> **RECORDED DATA**
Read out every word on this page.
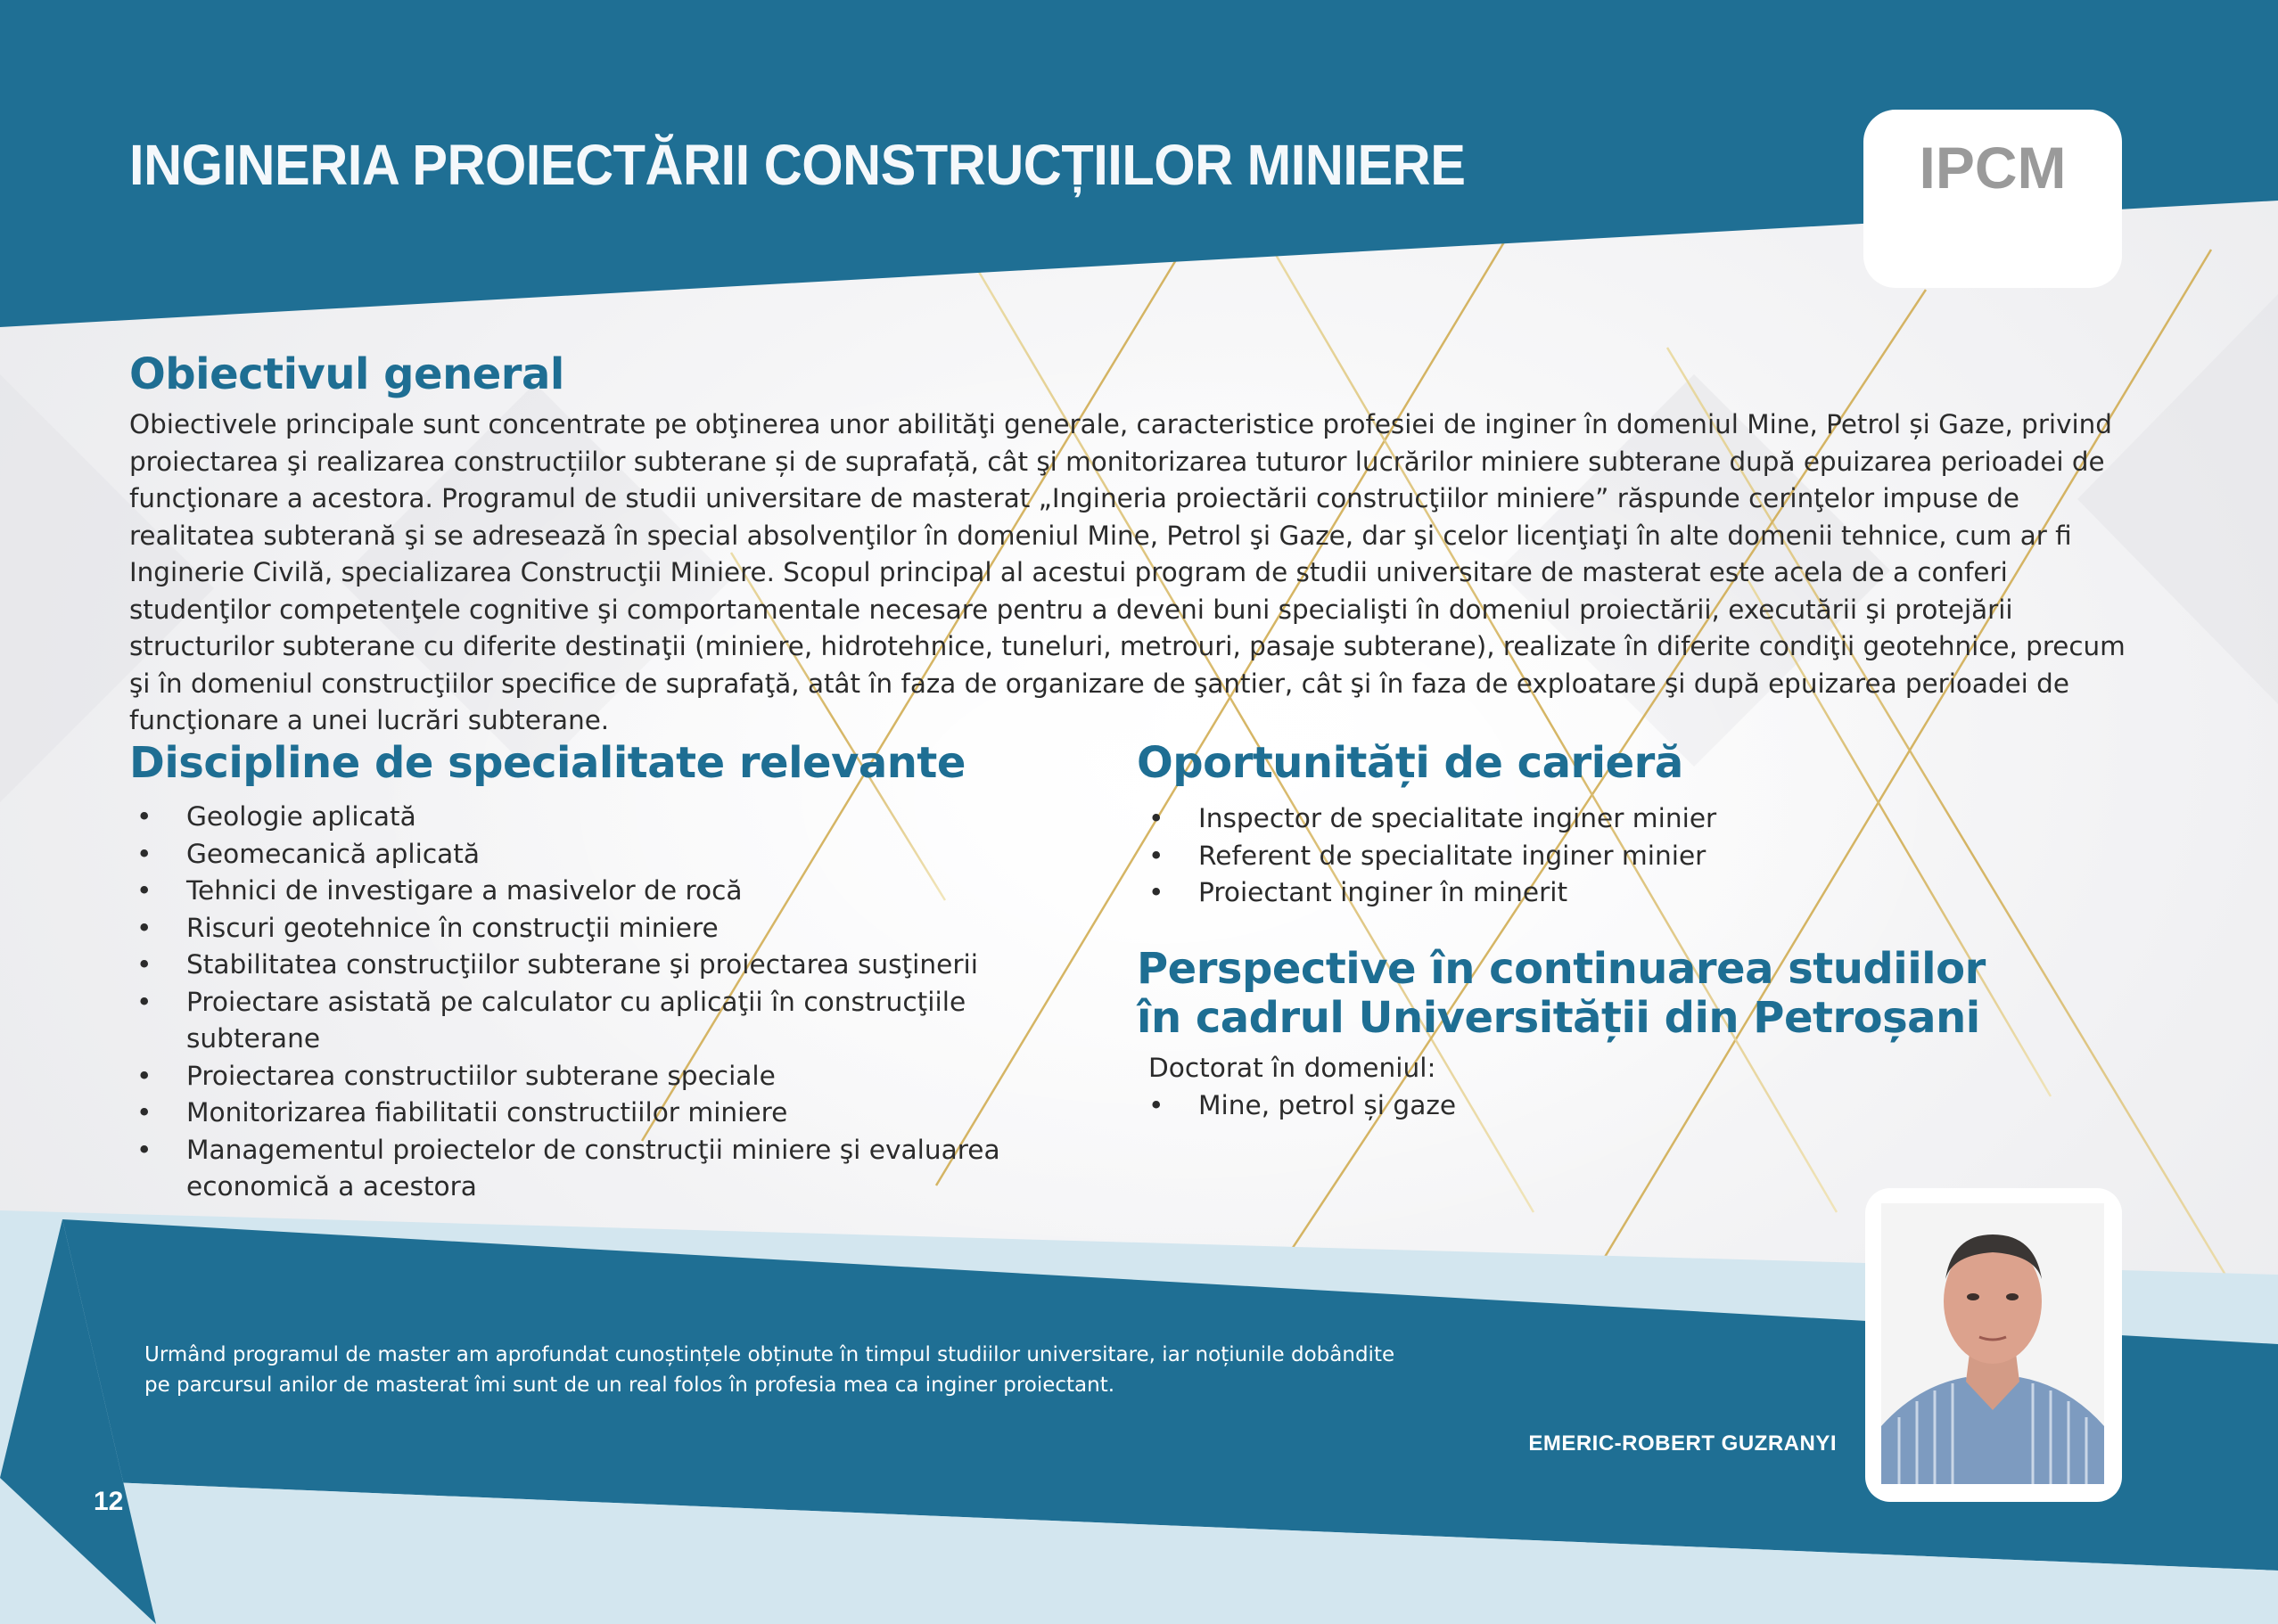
INGINERIA PROIECTĂRII CONSTRUCȚIILOR MINIERE	IPCM
Obiectivul general

Obiectivele principale sunt concentrate pe obţinerea unor abilităţi generale, caracteristice profesiei de inginer în domeniul Mine, Petrol și Gaze, privind proiectarea şi realizarea construcțiilor subterane și de suprafață, cât şi monitorizarea tuturor lucrărilor miniere subterane după epuizarea perioadei de funcţionare a acestora. Programul de studii universitare de masterat „Ingineria proiectării construcţiilor miniere” răspunde cerinţelor impuse de realitatea subterană şi se adresează în special absolvenţilor în domeniul Mine, Petrol şi Gaze, dar şi celor licenţiaţi în alte domenii tehnice, cum ar fi Inginerie Civilă, specializarea Construcţii Miniere. Scopul principal al acestui program de studii universitare de masterat este acela de a conferi studenţilor competenţele cognitive şi comportamentale necesare pentru a deveni buni specialişti în domeniul proiectării, executării şi protejării structurilor subterane cu diferite destinaţii (miniere, hidrotehnice, tuneluri, metrouri, pasaje subterane), realizate în diferite condiţii geotehnice, precum şi în domeniul construcţiilor specifice de suprafaţă, atât în faza de organizare de şantier, cât şi în faza de exploatare şi după epuizarea perioadei de funcţionare a unei lucrări subterane.

Discipline de specialitate relevante
• Geologie aplicată
• Geomecanică aplicată
• Tehnici de investigare a masivelor de rocă
• Riscuri geotehnice în construcţii miniere
• Stabilitatea construcţiilor subterane şi proiectarea susţinerii
• Proiectare asistată pe calculator cu aplicaţii în construcţiile subterane
• Proiectarea constructiilor subterane speciale
• Monitorizarea fiabilitatii constructiilor miniere
• Managementul proiectelor de construcţii miniere şi evaluarea economică a acestora
Oportunități de carieră
• Inspector de specialitate inginer minier
• Referent de specialitate inginer minier
• Proiectant inginer în minerit
Perspective în continuarea studiilor
în cadrul Universității din Petroșani
Doctorat în domeniul:
• Mine, petrol și gaze

Urmând programul de master am aprofundat cunoștințele obținute în timpul studiilor universitare, iar noțiunile dobândite
pe parcursul anilor de masterat îmi sunt de un real folos în profesia mea ca inginer proiectant.

EMERIC-ROBERT GUZRANYI
12
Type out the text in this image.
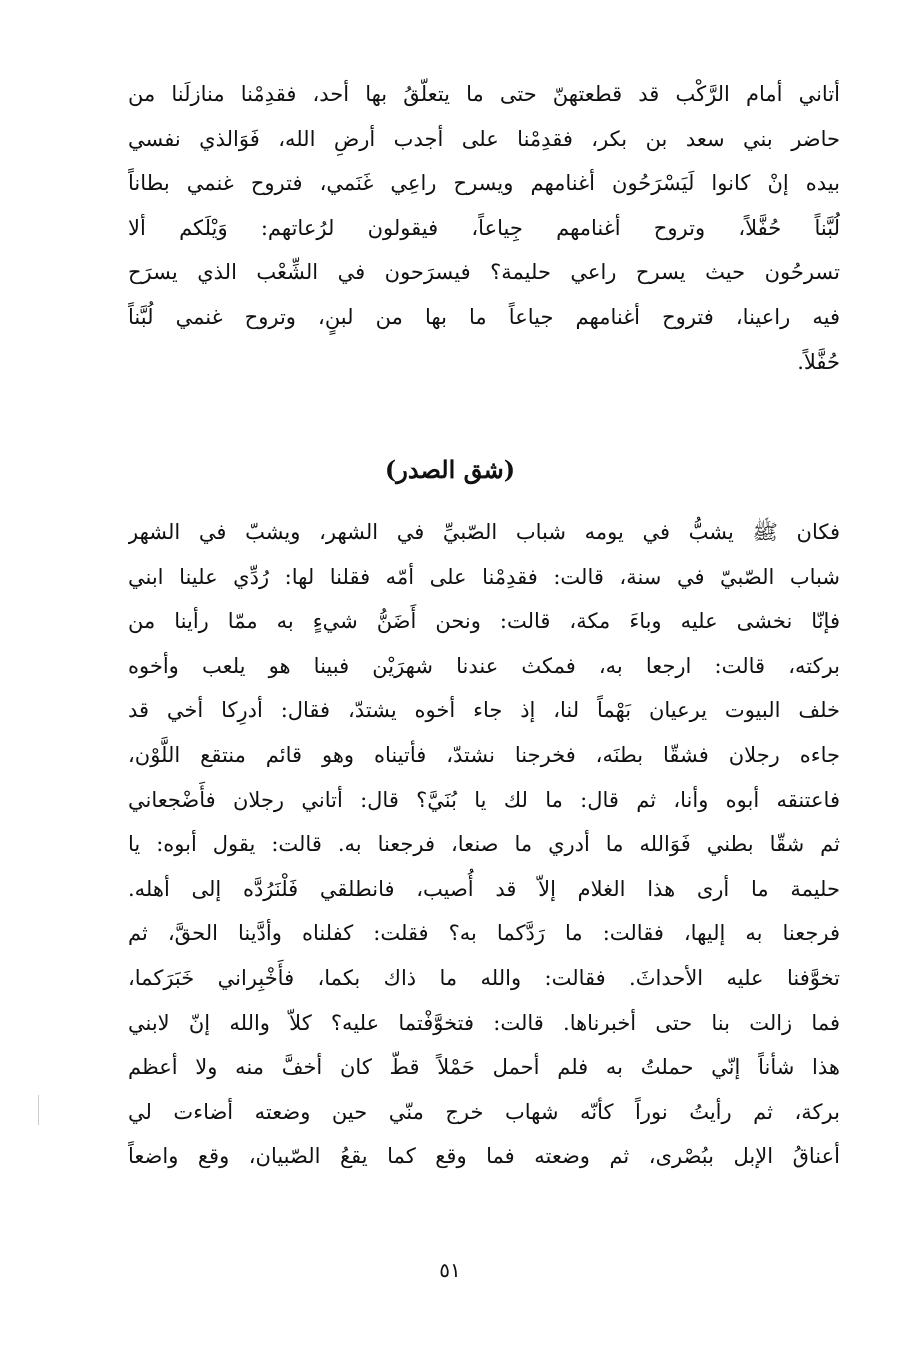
أتاني أمام الرَّكْب قد قطعتهنّ حتى ما يتعلّقُ بها أحد، فقدِمْنا منازلَنا من
حاضر بني سعد بن بكر، فقدِمْنا على أجدب أرضِ الله، فَوَالذي نفسي
بيده إنْ كانوا لَيَسْرَحُون أغنامهم ويسرح راعِي غَنَمي، فتروح غنمي بطاناً
لُبَّناً حُفَّلاً، وتروح أغنامهم جِياعاً، فيقولون لرُعاتهم: وَيْلَكم ألا
تسرحُون حيث يسرح راعي حليمة؟ فيسرَحون في الشِّعْب الذي يسرَح
فيه راعينا، فتروح أغنامهم جياعاً ما بها من لبنٍ، وتروح غنمي لُبَّناً
حُفَّلاً.
(شق الصدر)
فكان ﷺ يشبُّ في يومه شباب الصّبيِّ في الشهر، ويشبّ في الشهر
شباب الصّبيّ في سنة، قالت: فقدِمْنا على أمّه فقلنا لها: رُدِّي علينا ابني
فإنّا نخشى عليه وباءَ مكة، قالت: ونحن أَضَنُّ شيءٍ به ممّا رأينا من
بركته، قالت: ارجعا به، فمكث عندنا شهرَيْن فبينا هو يلعب وأخوه
خلف البيوت يرعيان بَهْماً لنا، إذ جاء أخوه يشتدّ، فقال: أدرِكا أخي قد
جاءه رجلان فشقّا بطنَه، فخرجنا نشتدّ، فأتيناه وهو قائم منتقع اللَّوْن،
فاعتنقه أبوه وأنا، ثم قال: ما لك يا بُنَيَّ؟ قال: أتاني رجلان فأَضْجعاني
ثم شقّا بطني فَوَالله ما أدري ما صنعا، فرجعنا به. قالت: يقول أبوه: يا
حليمة ما أرى هذا الغلام إلاّ قد أُصيب، فانطلقي فَلْنَرُدَّه إلى أهله.
فرجعنا به إليها، فقالت: ما رَدَّكما به؟ فقلت: كفلناه وأدَّينا الحقَّ، ثم
تخوَّفنا عليه الأحداثَ. فقالت: والله ما ذاك بكما، فأَخْبِراني خَبَرَكما،
فما زالت بنا حتى أخبرناها. قالت: فتخوَّفْتما عليه؟ كلاّ والله إنّ لابني
هذا شأناً إنّي حملتُ به فلم أحمل حَمْلاً قطّ كان أخفَّ منه ولا أعظم
بركة، ثم رأيتُ نوراً كأنّه شهاب خرج منّي حين وضعته أضاءت لي
أعناقُ الإبل ببُصْرى، ثم وضعته فما وقع كما يقعُ الصّبيان، وقع واضعاً
٥١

> **SET TASK**
Filter out every line that lacks the word "والله", and copy the rest.

> **WRITTEN RESPONSE**
تخوَّفنا عليه الأحداثَ. فقالت: والله ما ذاك بكما، فأَخْبِراني خَبَرَكما،
فما زالت بنا حتى أخبرناها. قالت: فتخوَّفْتما عليه؟ كلاّ والله إنّ لابني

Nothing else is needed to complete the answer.